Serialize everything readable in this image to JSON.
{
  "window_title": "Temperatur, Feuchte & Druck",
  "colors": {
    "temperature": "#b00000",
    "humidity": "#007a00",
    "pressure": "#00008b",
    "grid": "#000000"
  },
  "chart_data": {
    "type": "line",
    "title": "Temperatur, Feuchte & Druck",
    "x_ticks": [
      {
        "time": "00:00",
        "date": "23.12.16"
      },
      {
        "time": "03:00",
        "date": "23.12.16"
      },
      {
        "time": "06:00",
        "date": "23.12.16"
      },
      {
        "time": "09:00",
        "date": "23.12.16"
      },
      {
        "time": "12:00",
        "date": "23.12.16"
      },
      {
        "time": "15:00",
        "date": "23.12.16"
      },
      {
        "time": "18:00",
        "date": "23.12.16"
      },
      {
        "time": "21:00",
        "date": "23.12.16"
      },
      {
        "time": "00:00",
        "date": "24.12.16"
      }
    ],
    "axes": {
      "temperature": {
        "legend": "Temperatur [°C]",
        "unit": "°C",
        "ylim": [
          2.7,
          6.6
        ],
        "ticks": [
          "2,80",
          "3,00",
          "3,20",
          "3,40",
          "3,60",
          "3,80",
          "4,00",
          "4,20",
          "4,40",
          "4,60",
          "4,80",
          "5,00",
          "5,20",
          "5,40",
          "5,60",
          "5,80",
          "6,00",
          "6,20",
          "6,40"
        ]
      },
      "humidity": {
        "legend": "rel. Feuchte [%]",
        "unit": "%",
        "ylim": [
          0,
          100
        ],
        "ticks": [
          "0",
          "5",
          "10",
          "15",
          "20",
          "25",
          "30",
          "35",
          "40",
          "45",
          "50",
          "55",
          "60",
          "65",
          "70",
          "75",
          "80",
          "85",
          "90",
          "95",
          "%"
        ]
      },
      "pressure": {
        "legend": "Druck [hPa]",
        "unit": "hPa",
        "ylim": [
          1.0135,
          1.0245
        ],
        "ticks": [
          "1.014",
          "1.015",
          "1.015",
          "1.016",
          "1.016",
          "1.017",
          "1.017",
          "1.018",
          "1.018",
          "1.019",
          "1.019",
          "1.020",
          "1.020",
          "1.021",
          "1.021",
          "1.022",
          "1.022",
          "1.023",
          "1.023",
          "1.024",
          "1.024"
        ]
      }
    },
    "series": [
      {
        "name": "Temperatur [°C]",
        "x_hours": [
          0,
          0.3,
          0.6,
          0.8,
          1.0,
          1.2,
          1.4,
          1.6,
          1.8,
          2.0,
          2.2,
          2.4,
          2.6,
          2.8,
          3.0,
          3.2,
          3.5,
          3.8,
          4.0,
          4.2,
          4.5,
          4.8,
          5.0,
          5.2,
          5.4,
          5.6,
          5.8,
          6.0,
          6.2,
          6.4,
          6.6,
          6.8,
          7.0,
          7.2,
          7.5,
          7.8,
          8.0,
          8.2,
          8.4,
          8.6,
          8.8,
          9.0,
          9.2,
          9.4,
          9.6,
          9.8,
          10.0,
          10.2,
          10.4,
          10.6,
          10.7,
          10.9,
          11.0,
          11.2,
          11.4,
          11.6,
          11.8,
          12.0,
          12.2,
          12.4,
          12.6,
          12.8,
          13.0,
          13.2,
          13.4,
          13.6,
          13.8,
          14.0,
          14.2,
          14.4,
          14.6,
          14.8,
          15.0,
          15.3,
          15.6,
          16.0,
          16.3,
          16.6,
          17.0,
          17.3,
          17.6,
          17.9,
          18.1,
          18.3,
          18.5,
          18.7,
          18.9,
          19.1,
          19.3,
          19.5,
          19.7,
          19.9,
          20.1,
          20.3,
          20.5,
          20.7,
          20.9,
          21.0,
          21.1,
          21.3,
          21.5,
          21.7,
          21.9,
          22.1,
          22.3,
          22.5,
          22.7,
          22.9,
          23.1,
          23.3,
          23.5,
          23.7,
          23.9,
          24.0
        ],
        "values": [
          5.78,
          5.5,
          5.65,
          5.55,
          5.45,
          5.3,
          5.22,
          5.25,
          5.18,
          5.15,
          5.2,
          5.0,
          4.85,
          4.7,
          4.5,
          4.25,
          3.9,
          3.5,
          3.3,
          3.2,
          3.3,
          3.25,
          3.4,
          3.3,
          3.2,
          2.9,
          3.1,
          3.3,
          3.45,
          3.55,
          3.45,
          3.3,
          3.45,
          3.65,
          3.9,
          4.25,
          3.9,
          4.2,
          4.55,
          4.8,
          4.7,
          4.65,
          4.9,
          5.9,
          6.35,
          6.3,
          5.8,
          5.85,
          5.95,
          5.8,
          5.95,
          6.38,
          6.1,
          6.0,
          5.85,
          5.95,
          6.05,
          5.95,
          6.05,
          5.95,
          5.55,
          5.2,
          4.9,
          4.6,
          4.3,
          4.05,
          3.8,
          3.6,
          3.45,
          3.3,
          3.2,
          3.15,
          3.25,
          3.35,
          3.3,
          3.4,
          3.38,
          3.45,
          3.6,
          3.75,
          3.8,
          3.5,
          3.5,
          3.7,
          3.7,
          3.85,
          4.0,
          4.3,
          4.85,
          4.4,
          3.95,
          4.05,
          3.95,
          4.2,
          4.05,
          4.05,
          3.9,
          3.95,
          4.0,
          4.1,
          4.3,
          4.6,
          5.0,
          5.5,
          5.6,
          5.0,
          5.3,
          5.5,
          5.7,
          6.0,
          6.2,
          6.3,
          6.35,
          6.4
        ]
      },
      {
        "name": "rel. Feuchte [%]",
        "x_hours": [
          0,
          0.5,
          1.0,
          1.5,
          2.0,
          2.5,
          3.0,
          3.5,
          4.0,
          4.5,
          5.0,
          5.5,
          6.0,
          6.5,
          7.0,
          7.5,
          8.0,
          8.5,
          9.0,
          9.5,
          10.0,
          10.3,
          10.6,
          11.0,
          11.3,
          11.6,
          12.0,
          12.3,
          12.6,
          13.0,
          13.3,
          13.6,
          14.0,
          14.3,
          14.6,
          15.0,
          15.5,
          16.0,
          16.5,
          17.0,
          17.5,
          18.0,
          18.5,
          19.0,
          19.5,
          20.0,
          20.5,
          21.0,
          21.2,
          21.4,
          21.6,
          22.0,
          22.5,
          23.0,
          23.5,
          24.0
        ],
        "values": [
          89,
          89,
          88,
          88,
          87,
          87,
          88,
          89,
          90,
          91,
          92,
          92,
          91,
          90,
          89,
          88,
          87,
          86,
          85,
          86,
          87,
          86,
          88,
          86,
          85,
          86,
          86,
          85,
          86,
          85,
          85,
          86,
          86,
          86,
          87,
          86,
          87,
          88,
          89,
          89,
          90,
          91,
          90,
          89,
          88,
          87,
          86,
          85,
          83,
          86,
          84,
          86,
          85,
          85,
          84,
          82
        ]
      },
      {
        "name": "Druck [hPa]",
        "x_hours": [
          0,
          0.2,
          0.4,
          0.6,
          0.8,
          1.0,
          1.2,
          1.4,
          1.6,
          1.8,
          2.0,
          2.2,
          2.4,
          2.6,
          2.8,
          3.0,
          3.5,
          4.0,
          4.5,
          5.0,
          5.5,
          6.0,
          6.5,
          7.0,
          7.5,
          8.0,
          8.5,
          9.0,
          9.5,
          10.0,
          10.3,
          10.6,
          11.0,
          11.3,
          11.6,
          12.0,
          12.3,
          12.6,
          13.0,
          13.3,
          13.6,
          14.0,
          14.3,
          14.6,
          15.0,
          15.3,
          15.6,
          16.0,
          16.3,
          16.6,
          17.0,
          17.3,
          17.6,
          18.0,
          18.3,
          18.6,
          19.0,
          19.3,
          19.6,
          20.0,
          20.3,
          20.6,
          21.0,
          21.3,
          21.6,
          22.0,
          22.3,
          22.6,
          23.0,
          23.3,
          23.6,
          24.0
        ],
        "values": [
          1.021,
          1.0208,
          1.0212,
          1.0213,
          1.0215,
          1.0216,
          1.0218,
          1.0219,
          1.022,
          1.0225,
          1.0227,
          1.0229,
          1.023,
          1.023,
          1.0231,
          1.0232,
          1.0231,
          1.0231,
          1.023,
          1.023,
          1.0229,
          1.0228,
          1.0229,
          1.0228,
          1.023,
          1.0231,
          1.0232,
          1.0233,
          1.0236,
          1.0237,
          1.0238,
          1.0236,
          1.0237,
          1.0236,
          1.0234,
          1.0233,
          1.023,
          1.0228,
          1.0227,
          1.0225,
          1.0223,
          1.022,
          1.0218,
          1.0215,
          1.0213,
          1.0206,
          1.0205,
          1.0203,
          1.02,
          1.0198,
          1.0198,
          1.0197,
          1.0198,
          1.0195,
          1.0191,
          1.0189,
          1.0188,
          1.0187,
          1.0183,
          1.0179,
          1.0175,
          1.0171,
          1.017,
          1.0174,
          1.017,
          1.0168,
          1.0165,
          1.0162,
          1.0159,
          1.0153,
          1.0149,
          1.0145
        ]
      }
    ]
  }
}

■ EXERCISE BRIEF:
The answer is a single number: how many lines include the word "legend"?

■ CORRECT ANSWER:
3